┏━━
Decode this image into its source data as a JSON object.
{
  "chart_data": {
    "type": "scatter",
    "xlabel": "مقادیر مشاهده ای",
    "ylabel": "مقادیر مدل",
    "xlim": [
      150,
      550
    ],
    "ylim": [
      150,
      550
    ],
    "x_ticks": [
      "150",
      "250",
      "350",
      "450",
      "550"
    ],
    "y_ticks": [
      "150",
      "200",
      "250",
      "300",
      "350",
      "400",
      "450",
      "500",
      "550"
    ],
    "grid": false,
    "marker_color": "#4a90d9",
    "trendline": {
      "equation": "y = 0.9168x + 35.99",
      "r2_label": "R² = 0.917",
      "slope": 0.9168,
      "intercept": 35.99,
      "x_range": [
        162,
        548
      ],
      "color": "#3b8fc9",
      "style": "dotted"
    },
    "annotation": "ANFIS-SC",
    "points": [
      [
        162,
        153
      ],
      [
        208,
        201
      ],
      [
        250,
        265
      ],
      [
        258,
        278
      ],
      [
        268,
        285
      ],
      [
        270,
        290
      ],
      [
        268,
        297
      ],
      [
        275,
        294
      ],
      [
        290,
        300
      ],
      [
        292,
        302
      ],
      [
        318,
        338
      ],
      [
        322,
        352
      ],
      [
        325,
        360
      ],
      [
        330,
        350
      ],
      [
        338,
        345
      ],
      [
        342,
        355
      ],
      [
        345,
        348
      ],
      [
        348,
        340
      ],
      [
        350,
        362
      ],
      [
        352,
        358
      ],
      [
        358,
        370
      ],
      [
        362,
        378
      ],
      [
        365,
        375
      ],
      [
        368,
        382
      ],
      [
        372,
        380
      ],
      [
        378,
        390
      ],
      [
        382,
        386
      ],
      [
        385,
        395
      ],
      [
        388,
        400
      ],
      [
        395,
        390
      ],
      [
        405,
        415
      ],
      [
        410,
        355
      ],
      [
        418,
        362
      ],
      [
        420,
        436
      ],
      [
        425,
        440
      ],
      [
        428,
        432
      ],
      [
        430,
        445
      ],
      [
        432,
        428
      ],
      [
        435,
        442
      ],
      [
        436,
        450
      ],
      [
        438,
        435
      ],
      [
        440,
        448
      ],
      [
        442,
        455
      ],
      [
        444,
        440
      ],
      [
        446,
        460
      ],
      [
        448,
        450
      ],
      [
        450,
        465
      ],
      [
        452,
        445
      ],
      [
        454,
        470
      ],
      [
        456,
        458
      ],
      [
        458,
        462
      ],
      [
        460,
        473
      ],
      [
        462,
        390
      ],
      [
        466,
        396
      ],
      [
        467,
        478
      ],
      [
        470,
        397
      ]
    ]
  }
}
┗━━
┏━━
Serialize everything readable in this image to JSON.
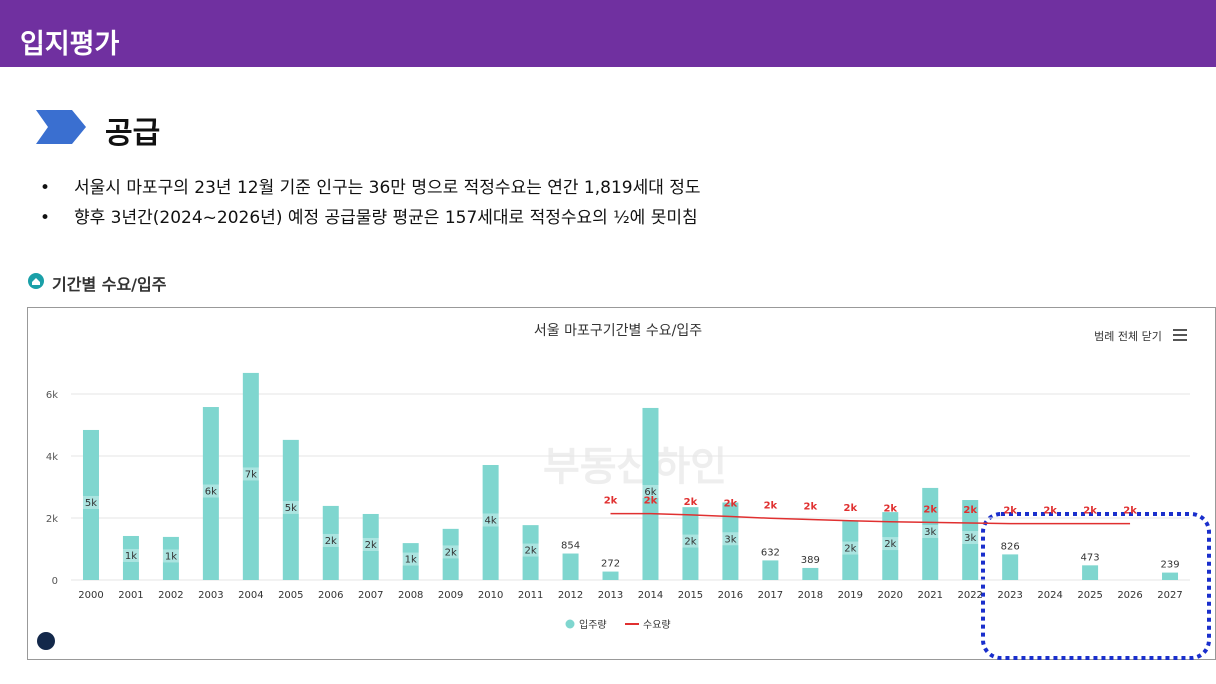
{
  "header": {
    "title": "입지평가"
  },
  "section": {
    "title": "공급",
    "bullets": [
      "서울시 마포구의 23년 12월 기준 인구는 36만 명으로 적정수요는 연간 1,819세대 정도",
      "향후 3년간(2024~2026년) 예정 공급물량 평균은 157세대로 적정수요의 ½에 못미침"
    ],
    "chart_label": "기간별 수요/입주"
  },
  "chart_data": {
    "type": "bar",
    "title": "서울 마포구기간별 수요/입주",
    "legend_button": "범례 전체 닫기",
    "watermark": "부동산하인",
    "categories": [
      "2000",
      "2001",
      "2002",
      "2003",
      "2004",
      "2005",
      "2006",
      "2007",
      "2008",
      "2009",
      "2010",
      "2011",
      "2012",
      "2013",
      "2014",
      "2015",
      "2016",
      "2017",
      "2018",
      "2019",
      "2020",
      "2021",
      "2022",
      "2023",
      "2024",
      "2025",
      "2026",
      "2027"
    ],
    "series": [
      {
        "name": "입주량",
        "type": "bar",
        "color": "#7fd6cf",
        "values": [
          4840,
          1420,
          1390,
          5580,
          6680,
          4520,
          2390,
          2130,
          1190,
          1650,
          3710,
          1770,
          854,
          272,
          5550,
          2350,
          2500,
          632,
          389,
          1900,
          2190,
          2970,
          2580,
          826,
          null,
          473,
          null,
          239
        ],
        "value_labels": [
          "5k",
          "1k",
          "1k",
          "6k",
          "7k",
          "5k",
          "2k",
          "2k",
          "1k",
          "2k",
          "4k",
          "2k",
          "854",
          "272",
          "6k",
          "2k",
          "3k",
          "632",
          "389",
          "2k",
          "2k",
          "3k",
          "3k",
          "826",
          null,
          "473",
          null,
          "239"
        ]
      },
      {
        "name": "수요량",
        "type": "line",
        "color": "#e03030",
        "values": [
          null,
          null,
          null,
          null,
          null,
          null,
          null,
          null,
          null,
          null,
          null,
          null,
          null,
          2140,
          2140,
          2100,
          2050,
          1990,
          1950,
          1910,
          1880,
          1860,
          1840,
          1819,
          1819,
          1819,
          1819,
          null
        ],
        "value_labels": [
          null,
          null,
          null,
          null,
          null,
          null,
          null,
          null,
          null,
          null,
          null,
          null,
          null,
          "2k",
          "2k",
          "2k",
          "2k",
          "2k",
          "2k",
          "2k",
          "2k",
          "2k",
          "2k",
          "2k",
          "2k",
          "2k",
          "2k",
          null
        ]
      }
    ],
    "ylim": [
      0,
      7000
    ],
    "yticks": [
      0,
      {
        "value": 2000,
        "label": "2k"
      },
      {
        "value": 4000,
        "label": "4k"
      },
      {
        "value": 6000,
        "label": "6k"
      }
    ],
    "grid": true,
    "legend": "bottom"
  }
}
┗━━
For each line of the entries that includes "title", show that line.

    "title": "입지평가"
    "title": "공급",
    "title": "서울 마포구기간별 수요/입주",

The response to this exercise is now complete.